Stated goal - Every record must be written out once more, with nothing added or omitted.

Source data -
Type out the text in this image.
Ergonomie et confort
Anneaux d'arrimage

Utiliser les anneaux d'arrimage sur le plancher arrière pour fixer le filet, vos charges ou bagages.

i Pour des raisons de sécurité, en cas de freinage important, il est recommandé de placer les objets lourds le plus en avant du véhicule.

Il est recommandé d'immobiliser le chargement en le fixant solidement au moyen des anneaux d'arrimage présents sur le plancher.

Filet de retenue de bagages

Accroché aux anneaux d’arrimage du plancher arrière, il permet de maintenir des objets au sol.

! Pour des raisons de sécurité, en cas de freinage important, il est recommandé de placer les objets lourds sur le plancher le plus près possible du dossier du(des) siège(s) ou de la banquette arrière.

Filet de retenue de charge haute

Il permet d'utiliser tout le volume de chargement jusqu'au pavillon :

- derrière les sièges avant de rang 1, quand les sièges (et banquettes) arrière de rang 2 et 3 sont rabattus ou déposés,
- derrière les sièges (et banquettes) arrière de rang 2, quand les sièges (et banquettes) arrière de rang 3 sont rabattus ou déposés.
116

Solution to this task -
Type out the text in this image.
Ergonomie et confort
Anneaux d'arrimage

Utiliser les anneaux d'arrimage sur le plancher arrière pour fixer le filet, vos charges ou bagages.

i Pour des raisons de sécurité, en cas de freinage important, il est recommandé de placer les objets lourds le plus en avant du véhicule.

Il est recommandé d'immobiliser le chargement en le fixant solidement au moyen des anneaux d'arrimage présents sur le plancher.

Filet de retenue de bagages

Accroché aux anneaux d’arrimage du plancher arrière, il permet de maintenir des objets au sol.

! Pour des raisons de sécurité, en cas de freinage important, il est recommandé de placer les objets lourds sur le plancher le plus près possible du dossier du(des) siège(s) ou de la banquette arrière.

Filet de retenue de charge haute

Il permet d'utiliser tout le volume de chargement jusqu'au pavillon :

- derrière les sièges avant de rang 1, quand les sièges (et banquettes) arrière de rang 2 et 3 sont rabattus ou déposés,
- derrière les sièges (et banquettes) arrière de rang 2, quand les sièges (et banquettes) arrière de rang 3 sont rabattus ou déposés.
116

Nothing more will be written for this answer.